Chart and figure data

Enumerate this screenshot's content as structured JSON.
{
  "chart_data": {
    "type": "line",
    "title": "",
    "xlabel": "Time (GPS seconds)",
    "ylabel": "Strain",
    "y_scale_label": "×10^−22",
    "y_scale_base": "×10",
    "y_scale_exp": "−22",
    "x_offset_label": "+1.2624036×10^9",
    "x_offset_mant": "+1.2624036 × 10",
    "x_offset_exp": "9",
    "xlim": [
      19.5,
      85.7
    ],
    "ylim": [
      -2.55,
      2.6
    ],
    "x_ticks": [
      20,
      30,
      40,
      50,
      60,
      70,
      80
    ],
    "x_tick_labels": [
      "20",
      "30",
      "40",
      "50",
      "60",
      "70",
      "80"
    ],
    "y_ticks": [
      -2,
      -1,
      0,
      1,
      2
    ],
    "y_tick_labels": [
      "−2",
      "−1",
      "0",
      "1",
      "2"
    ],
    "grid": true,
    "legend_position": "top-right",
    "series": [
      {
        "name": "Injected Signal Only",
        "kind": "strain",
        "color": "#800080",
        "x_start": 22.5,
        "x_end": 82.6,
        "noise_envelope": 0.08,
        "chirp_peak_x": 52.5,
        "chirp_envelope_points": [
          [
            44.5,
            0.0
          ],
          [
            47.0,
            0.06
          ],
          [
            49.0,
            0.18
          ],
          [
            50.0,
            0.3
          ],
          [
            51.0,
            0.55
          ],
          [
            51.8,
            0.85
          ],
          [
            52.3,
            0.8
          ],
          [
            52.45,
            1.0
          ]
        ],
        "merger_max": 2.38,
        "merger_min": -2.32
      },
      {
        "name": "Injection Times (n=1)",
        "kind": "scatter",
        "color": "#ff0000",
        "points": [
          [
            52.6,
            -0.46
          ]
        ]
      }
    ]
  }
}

**Aim**
Print all of the entries exactly as they appear.

**Task result**
Enumerate this screenshot's content as structured JSON.
{
  "chart_data": {
    "type": "line",
    "title": "",
    "xlabel": "Time (GPS seconds)",
    "ylabel": "Strain",
    "y_scale_label": "×10^−22",
    "y_scale_base": "×10",
    "y_scale_exp": "−22",
    "x_offset_label": "+1.2624036×10^9",
    "x_offset_mant": "+1.2624036 × 10",
    "x_offset_exp": "9",
    "xlim": [
      19.5,
      85.7
    ],
    "ylim": [
      -2.55,
      2.6
    ],
    "x_ticks": [
      20,
      30,
      40,
      50,
      60,
      70,
      80
    ],
    "x_tick_labels": [
      "20",
      "30",
      "40",
      "50",
      "60",
      "70",
      "80"
    ],
    "y_ticks": [
      -2,
      -1,
      0,
      1,
      2
    ],
    "y_tick_labels": [
      "−2",
      "−1",
      "0",
      "1",
      "2"
    ],
    "grid": true,
    "legend_position": "top-right",
    "series": [
      {
        "name": "Injected Signal Only",
        "kind": "strain",
        "color": "#800080",
        "x_start": 22.5,
        "x_end": 82.6,
        "noise_envelope": 0.08,
        "chirp_peak_x": 52.5,
        "chirp_envelope_points": [
          [
            44.5,
            0.0
          ],
          [
            47.0,
            0.06
          ],
          [
            49.0,
            0.18
          ],
          [
            50.0,
            0.3
          ],
          [
            51.0,
            0.55
          ],
          [
            51.8,
            0.85
          ],
          [
            52.3,
            0.8
          ],
          [
            52.45,
            1.0
          ]
        ],
        "merger_max": 2.38,
        "merger_min": -2.32
      },
      {
        "name": "Injection Times (n=1)",
        "kind": "scatter",
        "color": "#ff0000",
        "points": [
          [
            52.6,
            -0.46
          ]
        ]
      }
    ]
  }
}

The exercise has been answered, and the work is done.